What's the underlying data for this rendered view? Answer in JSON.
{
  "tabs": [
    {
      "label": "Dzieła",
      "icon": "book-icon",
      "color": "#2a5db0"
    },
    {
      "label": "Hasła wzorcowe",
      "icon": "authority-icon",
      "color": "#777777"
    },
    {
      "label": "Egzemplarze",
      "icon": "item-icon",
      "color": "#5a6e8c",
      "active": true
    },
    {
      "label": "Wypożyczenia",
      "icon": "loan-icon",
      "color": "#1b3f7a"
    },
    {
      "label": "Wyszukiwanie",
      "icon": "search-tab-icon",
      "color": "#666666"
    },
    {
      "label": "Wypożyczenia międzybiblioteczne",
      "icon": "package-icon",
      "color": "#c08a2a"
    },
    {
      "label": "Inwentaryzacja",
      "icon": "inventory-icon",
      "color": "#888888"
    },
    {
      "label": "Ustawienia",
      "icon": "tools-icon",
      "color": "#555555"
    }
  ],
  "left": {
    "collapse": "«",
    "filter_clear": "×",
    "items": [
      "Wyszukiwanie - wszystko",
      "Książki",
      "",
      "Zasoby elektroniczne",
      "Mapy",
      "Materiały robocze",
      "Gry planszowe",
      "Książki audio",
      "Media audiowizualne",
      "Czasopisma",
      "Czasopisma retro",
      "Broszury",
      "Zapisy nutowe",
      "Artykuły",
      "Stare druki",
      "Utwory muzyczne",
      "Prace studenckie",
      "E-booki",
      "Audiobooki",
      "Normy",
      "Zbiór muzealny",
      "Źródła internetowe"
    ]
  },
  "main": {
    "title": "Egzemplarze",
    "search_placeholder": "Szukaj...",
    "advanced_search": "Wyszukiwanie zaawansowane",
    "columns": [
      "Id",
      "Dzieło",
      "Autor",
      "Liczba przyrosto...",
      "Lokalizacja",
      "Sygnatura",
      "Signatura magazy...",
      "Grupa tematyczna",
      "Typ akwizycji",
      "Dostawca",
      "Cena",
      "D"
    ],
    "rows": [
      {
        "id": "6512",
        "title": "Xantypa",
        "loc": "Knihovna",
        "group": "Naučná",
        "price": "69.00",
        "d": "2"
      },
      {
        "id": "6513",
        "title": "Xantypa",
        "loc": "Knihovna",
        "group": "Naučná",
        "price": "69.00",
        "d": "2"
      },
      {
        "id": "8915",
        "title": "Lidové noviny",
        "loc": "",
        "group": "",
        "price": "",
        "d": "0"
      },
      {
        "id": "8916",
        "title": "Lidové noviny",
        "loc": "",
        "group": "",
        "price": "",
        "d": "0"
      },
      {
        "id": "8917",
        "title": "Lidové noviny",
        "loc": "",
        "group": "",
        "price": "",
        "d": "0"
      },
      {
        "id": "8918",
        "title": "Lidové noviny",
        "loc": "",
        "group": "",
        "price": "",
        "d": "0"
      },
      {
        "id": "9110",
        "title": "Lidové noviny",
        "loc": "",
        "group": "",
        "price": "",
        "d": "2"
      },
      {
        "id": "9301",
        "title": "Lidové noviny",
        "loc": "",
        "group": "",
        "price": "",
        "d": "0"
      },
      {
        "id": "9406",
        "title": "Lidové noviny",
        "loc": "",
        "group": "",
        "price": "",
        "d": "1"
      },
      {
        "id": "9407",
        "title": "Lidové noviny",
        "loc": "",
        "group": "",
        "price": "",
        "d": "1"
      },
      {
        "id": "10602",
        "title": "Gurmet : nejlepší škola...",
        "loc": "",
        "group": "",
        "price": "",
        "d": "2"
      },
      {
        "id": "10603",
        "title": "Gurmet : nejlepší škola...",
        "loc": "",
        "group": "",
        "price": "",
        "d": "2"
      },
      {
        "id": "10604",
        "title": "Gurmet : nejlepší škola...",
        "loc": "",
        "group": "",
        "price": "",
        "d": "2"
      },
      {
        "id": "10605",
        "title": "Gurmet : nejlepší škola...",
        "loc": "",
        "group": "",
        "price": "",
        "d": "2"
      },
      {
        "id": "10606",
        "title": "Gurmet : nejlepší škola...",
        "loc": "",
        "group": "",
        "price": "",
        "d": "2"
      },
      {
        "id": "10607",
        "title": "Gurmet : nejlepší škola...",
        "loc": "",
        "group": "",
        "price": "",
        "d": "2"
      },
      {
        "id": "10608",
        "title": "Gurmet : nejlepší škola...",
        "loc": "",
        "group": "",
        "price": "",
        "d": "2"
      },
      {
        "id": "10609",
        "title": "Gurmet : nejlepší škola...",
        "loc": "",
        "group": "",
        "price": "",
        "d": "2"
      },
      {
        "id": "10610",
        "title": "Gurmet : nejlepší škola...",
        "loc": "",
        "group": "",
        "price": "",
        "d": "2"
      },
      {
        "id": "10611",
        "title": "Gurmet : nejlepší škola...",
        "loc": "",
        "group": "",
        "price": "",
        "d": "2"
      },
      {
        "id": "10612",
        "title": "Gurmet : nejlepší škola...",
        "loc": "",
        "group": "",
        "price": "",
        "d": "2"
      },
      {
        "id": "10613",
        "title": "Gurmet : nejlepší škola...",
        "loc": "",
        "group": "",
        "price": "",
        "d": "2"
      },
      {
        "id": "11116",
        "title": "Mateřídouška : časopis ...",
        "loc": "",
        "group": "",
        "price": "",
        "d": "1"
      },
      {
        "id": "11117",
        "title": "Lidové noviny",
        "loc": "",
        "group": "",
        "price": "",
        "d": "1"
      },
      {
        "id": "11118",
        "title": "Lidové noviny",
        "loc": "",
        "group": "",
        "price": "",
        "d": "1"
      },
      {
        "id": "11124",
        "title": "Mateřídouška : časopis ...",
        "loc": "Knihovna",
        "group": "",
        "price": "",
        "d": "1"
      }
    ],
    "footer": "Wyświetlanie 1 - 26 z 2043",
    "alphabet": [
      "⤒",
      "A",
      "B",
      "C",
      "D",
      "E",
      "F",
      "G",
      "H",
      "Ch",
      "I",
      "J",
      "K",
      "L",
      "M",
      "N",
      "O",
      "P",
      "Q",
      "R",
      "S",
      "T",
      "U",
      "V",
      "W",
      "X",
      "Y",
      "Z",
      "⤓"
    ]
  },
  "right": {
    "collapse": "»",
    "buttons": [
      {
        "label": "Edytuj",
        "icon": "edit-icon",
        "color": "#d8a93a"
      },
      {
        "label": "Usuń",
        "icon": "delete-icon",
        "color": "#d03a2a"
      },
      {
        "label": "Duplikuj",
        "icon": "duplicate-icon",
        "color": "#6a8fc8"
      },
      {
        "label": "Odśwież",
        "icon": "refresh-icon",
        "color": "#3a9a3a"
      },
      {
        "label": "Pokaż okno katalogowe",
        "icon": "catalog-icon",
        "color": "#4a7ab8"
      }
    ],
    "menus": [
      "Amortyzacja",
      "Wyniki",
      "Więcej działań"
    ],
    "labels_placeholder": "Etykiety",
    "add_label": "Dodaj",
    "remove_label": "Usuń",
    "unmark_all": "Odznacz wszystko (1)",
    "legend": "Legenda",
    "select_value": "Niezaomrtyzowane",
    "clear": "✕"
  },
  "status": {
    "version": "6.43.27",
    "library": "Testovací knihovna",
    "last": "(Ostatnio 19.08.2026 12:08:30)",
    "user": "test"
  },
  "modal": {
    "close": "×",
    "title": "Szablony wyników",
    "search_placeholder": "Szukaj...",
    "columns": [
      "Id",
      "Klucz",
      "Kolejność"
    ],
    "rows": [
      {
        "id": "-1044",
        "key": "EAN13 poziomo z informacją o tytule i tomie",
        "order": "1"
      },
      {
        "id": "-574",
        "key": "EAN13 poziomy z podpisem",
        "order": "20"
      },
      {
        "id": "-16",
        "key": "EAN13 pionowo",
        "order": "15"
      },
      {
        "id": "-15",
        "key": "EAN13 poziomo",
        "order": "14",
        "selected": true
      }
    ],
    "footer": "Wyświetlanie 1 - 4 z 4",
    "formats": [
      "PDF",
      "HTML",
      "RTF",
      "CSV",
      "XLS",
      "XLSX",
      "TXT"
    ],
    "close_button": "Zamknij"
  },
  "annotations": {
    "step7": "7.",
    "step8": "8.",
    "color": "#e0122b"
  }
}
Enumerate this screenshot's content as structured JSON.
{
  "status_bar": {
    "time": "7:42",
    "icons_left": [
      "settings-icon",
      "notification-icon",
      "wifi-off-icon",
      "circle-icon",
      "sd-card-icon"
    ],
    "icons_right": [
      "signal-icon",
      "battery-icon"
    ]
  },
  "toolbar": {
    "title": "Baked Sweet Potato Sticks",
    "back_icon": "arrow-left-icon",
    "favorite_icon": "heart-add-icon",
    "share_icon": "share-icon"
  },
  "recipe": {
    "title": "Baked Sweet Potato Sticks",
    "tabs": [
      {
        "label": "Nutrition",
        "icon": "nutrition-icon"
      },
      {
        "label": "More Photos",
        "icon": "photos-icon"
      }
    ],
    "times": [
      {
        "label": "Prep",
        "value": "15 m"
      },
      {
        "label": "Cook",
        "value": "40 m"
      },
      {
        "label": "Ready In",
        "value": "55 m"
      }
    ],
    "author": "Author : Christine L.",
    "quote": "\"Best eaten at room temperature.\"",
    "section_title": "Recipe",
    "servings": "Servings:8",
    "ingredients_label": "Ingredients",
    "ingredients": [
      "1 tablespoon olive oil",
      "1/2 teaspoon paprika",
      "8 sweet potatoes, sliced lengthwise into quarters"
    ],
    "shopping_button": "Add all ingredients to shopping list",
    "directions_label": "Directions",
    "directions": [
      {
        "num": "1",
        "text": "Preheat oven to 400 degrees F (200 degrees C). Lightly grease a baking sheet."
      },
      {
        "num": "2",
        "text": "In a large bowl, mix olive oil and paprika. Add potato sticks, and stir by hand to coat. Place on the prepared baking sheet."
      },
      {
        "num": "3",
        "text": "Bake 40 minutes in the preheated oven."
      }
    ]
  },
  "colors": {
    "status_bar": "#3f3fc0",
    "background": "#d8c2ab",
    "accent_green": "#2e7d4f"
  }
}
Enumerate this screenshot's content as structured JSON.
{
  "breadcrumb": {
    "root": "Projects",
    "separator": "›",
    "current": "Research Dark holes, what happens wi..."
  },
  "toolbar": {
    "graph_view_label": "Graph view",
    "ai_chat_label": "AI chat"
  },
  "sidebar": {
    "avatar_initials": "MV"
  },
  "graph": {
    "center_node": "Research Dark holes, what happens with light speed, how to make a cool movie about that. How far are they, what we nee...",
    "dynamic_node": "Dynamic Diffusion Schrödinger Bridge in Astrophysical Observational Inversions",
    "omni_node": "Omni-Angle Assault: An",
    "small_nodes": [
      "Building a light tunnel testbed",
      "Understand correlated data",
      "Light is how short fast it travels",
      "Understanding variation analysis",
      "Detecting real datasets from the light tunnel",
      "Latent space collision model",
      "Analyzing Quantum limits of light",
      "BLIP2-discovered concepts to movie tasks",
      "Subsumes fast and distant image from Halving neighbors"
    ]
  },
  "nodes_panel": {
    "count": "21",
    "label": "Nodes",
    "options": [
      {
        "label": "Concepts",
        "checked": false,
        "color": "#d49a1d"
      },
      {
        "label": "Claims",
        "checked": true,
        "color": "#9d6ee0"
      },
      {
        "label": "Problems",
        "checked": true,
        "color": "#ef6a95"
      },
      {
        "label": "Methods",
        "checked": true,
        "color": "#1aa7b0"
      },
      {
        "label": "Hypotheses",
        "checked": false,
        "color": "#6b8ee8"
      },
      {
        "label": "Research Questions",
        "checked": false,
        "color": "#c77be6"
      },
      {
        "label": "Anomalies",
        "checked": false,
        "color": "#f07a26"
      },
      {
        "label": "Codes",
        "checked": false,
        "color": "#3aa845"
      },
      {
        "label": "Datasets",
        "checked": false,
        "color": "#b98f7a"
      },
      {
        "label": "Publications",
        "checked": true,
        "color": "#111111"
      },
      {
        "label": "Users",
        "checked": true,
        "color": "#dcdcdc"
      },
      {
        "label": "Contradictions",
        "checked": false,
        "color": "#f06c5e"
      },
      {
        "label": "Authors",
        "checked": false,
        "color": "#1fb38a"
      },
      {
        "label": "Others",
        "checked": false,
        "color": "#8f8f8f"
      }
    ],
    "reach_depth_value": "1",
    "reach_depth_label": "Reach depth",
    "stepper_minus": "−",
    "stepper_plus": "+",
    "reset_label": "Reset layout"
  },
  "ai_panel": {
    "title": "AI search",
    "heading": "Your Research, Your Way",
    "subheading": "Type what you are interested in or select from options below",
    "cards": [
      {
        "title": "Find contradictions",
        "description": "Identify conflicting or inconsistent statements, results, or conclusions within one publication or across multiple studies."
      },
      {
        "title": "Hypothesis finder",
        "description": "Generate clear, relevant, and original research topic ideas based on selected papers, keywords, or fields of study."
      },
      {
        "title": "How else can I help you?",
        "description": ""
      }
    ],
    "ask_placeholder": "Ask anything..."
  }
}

* [Given task]:
Find each line holding the string "sheet" and copy it out.

* [Correct answer]:
        "text": "Preheat oven to 400 degrees F (200 degrees C). Lightly grease a baking sheet."
        "text": "In a large bowl, mix olive oil and paprika. Add potato sticks, and stir by hand to coat. Place on the prepared baking sheet."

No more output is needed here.